● **Data extracted from a collection**
>>>

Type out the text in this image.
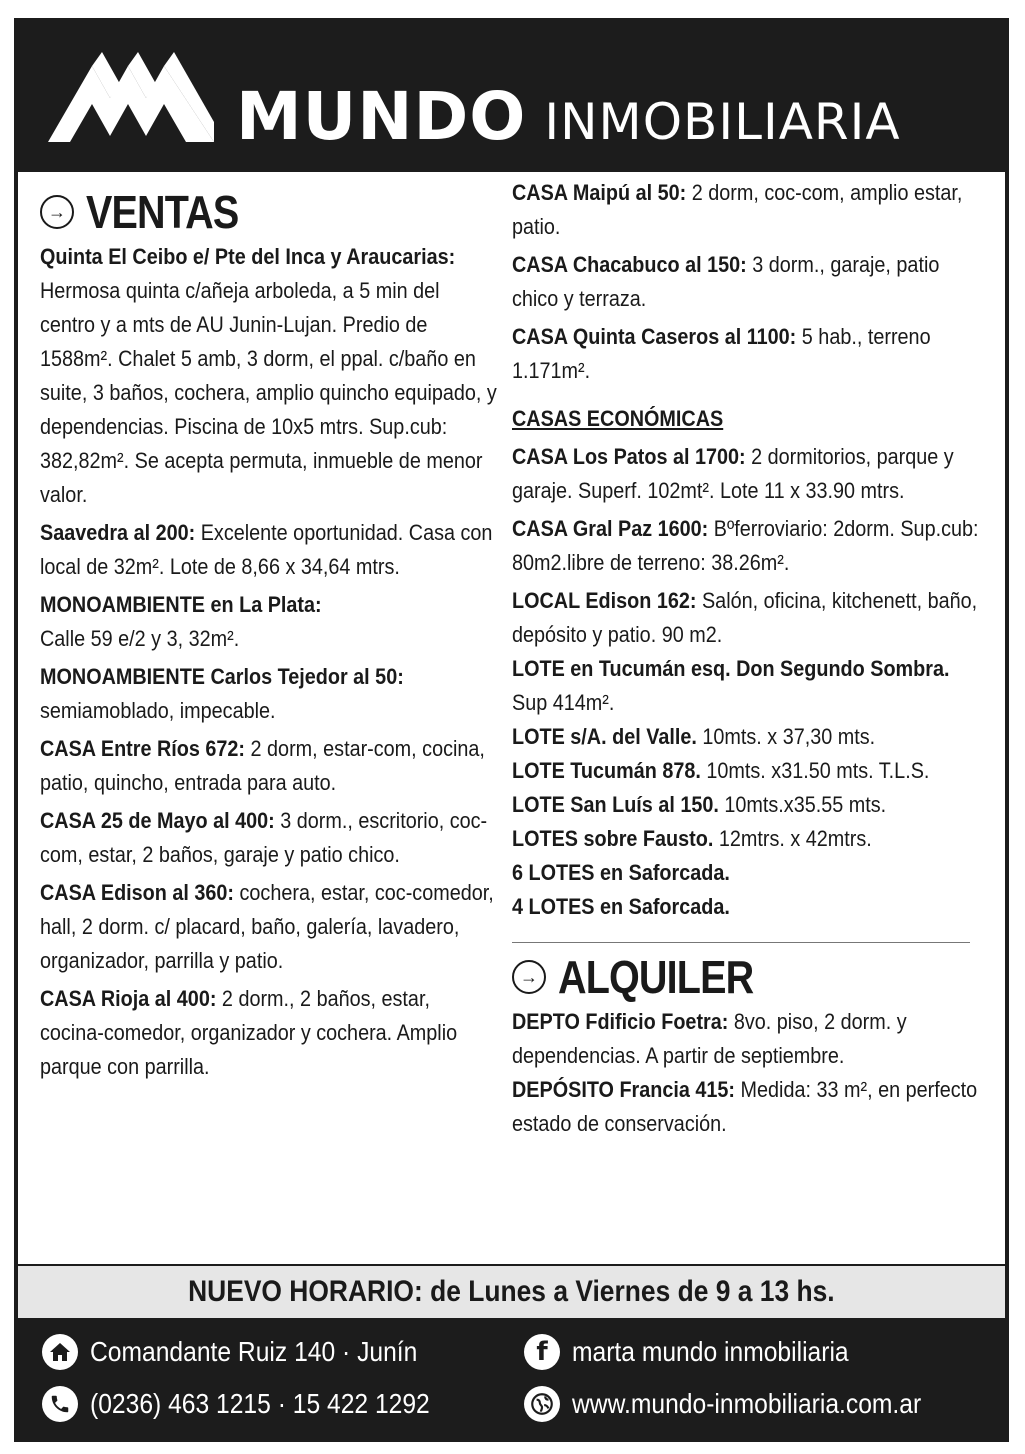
MUNDO INMOBILIARIA
→ VENTAS
Quinta El Ceibo e/ Pte del Inca y Araucarias: Hermosa quinta c/añeja arboleda, a 5 min del centro y a mts de AU Junin-Lujan. Predio de 1588m². Chalet 5 amb, 3 dorm, el ppal. c/baño en suite, 3 baños, cochera, amplio quincho equipado, y dependencias. Piscina de 10x5 mtrs. Sup.cub: 382,82m². Se acepta permuta, inmueble de menor valor.
Saavedra al 200: Excelente oportunidad. Casa con local de 32m². Lote de 8,66 x 34,64 mtrs.
MONOAMBIENTE en La Plata:
Calle 59 e/2 y 3, 32m².
MONOAMBIENTE Carlos Tejedor al 50: semiamoblado, impecable.
CASA Entre Ríos 672: 2 dorm, estar-com, cocina, patio, quincho, entrada para auto.
CASA 25 de Mayo al 400: 3 dorm., escritorio, coc-com, estar, 2 baños, garaje y patio chico.
CASA Edison al 360: cochera, estar, coc-comedor, hall, 2 dorm. c/ placard, baño, galería, lavadero, organizador, parrilla y patio.
CASA Rioja al 400: 2 dorm., 2 baños, estar, cocina-comedor, organizador y cochera. Amplio parque con parrilla.
CASA Maipú al 50: 2 dorm, coc-com, amplio estar, patio.
CASA Chacabuco al 150: 3 dorm., garaje, patio chico y terraza.
CASA Quinta Caseros al 1100: 5 hab., terreno 1.171m².
CASAS ECONÓMICAS
CASA Los Patos al 1700: 2 dormitorios, parque y garaje. Superf. 102mt². Lote 11 x 33.90 mtrs.
CASA Gral Paz 1600: Bºferroviario: 2dorm. Sup.cub: 80m2.libre de terreno: 38.26m².
LOCAL Edison 162: Salón, oficina, kitchenett, baño, depósito y patio. 90 m2.
LOTE en Tucumán esq. Don Segundo Sombra. Sup 414m².
LOTE s/A. del Valle. 10mts. x 37,30 mts.
LOTE Tucumán 878. 10mts. x31.50 mts. T.L.S.
LOTE San Luís al 150. 10mts.x35.55 mts.
LOTES sobre Fausto. 12mtrs. x 42mtrs.
6 LOTES en Saforcada.
4 LOTES en Saforcada.
→ ALQUILER
DEPTO Fdificio Foetra: 8vo. piso, 2 dorm. y dependencias. A partir de septiembre.
DEPÓSITO Francia 415: Medida: 33 m², en perfecto estado de conservación.
NUEVO HORARIO: de Lunes a Viernes de 9 a 13 hs.
Comandante Ruiz 140 · Junín
(0236) 463 1215 · 15 422 1292
f marta mundo inmobiliaria
www.mundo-inmobiliaria.com.ar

<<<

Make an exact copy of all the material, but keep the pictures out of it.

● **Result**
Type out the text in this image.
MUNDO INMOBILIARIA
→ VENTAS
Quinta El Ceibo e/ Pte del Inca y Araucarias: Hermosa quinta c/añeja arboleda, a 5 min del centro y a mts de AU Junin-Lujan. Predio de 1588m². Chalet 5 amb, 3 dorm, el ppal. c/baño en suite, 3 baños, cochera, amplio quincho equipado, y dependencias. Piscina de 10x5 mtrs. Sup.cub: 382,82m². Se acepta permuta, inmueble de menor valor.
Saavedra al 200: Excelente oportunidad. Casa con local de 32m². Lote de 8,66 x 34,64 mtrs.
MONOAMBIENTE en La Plata:
Calle 59 e/2 y 3, 32m².
MONOAMBIENTE Carlos Tejedor al 50: semiamoblado, impecable.
CASA Entre Ríos 672: 2 dorm, estar-com, cocina, patio, quincho, entrada para auto.
CASA 25 de Mayo al 400: 3 dorm., escritorio, coc-com, estar, 2 baños, garaje y patio chico.
CASA Edison al 360: cochera, estar, coc-comedor, hall, 2 dorm. c/ placard, baño, galería, lavadero, organizador, parrilla y patio.
CASA Rioja al 400: 2 dorm., 2 baños, estar, cocina-comedor, organizador y cochera. Amplio parque con parrilla.
CASA Maipú al 50: 2 dorm, coc-com, amplio estar, patio.
CASA Chacabuco al 150: 3 dorm., garaje, patio chico y terraza.
CASA Quinta Caseros al 1100: 5 hab., terreno 1.171m².
CASAS ECONÓMICAS
CASA Los Patos al 1700: 2 dormitorios, parque y garaje. Superf. 102mt². Lote 11 x 33.90 mtrs.
CASA Gral Paz 1600: Bºferroviario: 2dorm. Sup.cub: 80m2.libre de terreno: 38.26m².
LOCAL Edison 162: Salón, oficina, kitchenett, baño, depósito y patio. 90 m2.
LOTE en Tucumán esq. Don Segundo Sombra. Sup 414m².
LOTE s/A. del Valle. 10mts. x 37,30 mts.
LOTE Tucumán 878. 10mts. x31.50 mts. T.L.S.
LOTE San Luís al 150. 10mts.x35.55 mts.
LOTES sobre Fausto. 12mtrs. x 42mtrs.
6 LOTES en Saforcada.
4 LOTES en Saforcada.
→ ALQUILER
DEPTO Fdificio Foetra: 8vo. piso, 2 dorm. y dependencias. A partir de septiembre.
DEPÓSITO Francia 415: Medida: 33 m², en perfecto estado de conservación.
NUEVO HORARIO: de Lunes a Viernes de 9 a 13 hs.
Comandante Ruiz 140 · Junín
(0236) 463 1215 · 15 422 1292
f marta mundo inmobiliaria
www.mundo-inmobiliaria.com.ar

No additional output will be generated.